(Stored items)
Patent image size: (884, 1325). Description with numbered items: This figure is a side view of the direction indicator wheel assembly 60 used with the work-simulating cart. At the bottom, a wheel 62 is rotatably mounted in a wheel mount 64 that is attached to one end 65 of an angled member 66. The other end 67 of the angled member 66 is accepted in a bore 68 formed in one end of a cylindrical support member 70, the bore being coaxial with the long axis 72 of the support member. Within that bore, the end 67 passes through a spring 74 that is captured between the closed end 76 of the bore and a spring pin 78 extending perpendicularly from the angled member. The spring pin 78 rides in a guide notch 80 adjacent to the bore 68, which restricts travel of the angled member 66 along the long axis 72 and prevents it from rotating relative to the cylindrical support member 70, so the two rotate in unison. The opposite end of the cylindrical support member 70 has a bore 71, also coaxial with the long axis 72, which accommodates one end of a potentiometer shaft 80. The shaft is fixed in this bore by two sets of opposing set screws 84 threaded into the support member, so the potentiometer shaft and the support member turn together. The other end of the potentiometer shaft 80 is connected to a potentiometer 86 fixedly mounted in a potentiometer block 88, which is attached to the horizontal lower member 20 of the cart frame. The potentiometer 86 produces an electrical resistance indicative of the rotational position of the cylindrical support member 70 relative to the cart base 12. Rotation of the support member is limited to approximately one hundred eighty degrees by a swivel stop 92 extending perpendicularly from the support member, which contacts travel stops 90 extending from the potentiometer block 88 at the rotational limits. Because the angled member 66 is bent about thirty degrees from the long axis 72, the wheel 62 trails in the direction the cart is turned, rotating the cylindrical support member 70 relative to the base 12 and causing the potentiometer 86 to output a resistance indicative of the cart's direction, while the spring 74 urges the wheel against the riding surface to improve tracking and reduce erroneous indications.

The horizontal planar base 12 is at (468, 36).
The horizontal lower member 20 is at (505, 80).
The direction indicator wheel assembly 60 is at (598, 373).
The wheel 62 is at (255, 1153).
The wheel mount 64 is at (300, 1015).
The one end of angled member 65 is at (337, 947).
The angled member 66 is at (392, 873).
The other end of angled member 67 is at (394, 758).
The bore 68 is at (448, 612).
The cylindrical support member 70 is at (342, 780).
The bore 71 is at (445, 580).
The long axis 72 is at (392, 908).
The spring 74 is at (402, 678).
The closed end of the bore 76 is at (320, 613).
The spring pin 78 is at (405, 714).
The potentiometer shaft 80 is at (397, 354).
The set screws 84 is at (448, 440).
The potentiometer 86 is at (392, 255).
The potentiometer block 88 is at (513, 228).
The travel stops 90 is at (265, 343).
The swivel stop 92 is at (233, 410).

AIM OF THE EXERCISE:
List each line above that contains the string "direction", counting only matches with the same case.

SOLUTION BELOW:
Patent image size: (884, 1325). Description with numbered items: This figure is a side view of the direction indicator wheel assembly 60 used with the work-simulating cart. At the bottom, a wheel 62 is rotatably mounted in a wheel mount 64 that is attached to one end 65 of an angled member 66. The other end 67 of the angled member 66 is accepted in a bore 68 formed in one end of a cylindrical support member 70, the bore being coaxial with the long axis 72 of the support member. Within that bore, the end 67 passes through a spring 74 that is captured between the closed end 76 of the bore and a spring pin 78 extending perpendicularly from the angled member. The spring pin 78 rides in a guide notch 80 adjacent to the bore 68, which restricts travel of the angled member 66 along the long axis 72 and prevents it from rotating relative to the cylindrical support member 70, so the two rotate in unison. The opposite end of the cylindrical support member 70 has a bore 71, also coaxial with the long axis 72, which accommodates one end of a potentiometer shaft 80. The shaft is fixed in this bore by two sets of opposing set screws 84 threaded into the support member, so the potentiometer shaft and the support member turn together. The other end of the potentiometer shaft 80 is connected to a potentiometer 86 fixedly mounted in a potentiometer block 88, which is attached to the horizontal lower member 20 of the cart frame. The potentiometer 86 produces an electrical resistance indicative of the rotational position of the cylindrical support member 70 relative to the cart base 12. Rotation of the support member is limited to approximately one hundred eighty degrees by a swivel stop 92 extending perpendicularly from the support member, which contacts travel stops 90 extending from the potentiometer block 88 at the rotational limits. Because the angled member 66 is bent about thirty degrees from the long axis 72, the wheel 62 trails in the direction the cart is turned, rotating the cylindrical support member 70 relative to the base 12 and causing the potentiometer 86 to output a resistance indicative of the cart's direction, while the spring 74 urges the wheel against the riding surface to improve tracking and reduce erroneous indications.
The direction indicator wheel assembly 60 is at (598, 373).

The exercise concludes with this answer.